Work to be completed » Collect all lines below with the string "JSON".

Entries from a dataset:
####################
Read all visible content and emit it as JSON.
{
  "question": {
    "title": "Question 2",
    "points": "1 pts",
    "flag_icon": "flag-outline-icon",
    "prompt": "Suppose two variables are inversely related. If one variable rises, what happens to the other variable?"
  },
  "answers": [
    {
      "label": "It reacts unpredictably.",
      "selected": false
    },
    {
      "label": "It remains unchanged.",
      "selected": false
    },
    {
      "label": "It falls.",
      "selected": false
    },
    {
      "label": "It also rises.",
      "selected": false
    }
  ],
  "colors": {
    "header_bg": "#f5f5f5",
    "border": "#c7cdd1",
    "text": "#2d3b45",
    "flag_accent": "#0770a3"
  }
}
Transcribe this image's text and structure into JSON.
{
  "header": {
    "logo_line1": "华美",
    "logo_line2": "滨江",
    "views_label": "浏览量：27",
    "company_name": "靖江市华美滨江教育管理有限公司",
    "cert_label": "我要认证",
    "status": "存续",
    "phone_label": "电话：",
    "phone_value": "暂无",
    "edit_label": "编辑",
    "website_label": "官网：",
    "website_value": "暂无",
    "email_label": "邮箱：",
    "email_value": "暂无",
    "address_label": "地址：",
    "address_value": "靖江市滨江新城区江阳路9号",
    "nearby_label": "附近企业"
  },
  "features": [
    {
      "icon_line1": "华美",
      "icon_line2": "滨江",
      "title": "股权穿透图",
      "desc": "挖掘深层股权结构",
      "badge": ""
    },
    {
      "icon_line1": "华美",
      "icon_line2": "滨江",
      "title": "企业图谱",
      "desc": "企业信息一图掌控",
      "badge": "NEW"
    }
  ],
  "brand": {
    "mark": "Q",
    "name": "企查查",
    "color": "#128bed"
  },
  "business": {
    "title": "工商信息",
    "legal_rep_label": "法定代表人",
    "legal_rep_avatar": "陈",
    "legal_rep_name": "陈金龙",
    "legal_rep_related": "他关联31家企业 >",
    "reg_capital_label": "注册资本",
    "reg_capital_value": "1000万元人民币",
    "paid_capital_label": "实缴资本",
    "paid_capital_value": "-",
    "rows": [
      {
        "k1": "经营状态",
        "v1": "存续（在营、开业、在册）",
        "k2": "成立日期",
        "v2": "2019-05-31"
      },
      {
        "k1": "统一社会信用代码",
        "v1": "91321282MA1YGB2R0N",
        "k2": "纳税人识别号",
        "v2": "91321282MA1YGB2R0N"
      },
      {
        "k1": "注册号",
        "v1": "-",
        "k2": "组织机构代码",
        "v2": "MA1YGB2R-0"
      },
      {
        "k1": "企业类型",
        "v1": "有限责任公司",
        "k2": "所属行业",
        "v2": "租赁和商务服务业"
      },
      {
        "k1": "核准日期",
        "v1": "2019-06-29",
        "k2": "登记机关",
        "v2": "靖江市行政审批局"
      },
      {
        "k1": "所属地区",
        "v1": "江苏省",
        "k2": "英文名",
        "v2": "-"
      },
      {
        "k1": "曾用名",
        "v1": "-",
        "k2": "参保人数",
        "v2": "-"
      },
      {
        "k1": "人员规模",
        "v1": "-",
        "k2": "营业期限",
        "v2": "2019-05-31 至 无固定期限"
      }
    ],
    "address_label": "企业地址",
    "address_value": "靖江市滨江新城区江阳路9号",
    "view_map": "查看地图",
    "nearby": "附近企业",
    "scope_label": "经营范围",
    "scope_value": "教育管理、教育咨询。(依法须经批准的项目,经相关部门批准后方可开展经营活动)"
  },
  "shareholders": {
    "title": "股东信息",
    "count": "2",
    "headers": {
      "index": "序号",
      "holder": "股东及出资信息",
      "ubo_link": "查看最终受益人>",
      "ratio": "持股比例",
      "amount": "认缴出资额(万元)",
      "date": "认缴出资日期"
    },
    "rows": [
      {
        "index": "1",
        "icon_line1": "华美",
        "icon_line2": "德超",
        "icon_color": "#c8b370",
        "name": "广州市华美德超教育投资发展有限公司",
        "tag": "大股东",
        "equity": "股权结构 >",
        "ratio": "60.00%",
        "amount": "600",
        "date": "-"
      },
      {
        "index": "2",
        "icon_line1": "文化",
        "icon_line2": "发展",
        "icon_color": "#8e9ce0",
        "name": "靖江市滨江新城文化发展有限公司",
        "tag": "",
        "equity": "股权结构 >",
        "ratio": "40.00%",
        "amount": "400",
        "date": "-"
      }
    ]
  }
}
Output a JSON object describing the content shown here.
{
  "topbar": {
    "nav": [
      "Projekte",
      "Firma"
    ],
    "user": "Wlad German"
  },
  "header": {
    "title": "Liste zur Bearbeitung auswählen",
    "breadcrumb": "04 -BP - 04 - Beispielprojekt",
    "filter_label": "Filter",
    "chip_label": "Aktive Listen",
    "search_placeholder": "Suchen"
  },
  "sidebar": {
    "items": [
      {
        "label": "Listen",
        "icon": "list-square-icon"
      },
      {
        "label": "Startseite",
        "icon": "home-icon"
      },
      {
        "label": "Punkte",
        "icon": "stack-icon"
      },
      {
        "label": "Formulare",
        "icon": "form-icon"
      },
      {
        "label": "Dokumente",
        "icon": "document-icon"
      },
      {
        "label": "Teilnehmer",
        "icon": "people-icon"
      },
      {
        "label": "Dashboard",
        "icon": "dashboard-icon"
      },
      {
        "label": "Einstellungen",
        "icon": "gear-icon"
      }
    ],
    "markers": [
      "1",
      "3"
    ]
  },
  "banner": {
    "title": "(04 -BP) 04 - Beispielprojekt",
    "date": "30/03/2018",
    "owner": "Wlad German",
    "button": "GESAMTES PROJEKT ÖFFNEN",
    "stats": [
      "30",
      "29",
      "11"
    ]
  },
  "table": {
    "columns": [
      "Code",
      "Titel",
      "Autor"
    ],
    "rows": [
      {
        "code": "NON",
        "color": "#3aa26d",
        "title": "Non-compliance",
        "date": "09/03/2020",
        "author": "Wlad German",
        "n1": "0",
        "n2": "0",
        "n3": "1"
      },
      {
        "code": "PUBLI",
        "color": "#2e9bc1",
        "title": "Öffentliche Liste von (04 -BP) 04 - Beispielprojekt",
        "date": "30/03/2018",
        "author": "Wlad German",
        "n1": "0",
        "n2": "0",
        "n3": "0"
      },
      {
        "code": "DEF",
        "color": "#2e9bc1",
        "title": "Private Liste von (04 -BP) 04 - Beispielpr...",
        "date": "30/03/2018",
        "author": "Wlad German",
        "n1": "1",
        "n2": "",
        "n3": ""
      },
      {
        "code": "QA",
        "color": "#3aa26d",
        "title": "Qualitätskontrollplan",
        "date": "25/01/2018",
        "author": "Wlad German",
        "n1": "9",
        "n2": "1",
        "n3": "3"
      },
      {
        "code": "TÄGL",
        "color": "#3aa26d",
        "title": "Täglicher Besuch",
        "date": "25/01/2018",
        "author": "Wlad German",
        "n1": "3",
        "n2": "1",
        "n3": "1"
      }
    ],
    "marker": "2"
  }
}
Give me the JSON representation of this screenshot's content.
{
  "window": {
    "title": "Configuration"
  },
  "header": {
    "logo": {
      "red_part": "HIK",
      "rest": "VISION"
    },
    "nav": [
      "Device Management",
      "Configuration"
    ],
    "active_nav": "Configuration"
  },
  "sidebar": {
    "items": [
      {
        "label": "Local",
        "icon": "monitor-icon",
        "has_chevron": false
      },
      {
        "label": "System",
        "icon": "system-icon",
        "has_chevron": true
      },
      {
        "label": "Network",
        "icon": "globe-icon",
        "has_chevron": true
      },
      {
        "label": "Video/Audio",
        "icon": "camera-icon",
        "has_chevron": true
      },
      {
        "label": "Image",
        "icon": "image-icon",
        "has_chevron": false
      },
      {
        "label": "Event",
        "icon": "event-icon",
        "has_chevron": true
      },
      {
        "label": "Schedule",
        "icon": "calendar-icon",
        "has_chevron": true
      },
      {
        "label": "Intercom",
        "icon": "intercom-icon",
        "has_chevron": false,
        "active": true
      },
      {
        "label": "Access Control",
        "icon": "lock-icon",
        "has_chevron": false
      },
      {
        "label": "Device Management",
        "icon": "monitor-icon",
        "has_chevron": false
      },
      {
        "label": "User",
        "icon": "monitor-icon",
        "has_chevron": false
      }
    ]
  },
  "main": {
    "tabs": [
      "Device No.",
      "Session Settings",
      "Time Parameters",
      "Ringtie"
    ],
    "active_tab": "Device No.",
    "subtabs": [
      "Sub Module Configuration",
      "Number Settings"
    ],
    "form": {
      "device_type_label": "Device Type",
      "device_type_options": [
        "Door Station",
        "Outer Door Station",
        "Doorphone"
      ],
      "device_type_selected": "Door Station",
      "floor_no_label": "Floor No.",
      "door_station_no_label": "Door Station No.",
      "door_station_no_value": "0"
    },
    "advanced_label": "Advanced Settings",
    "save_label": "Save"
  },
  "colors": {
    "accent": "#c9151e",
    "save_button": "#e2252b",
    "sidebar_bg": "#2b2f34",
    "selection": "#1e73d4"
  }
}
####################
Exercise result »
Read all visible content and emit it as JSON.
Transcribe this image's text and structure into JSON.
Output a JSON object describing the content shown here.
Give me the JSON representation of this screenshot's content.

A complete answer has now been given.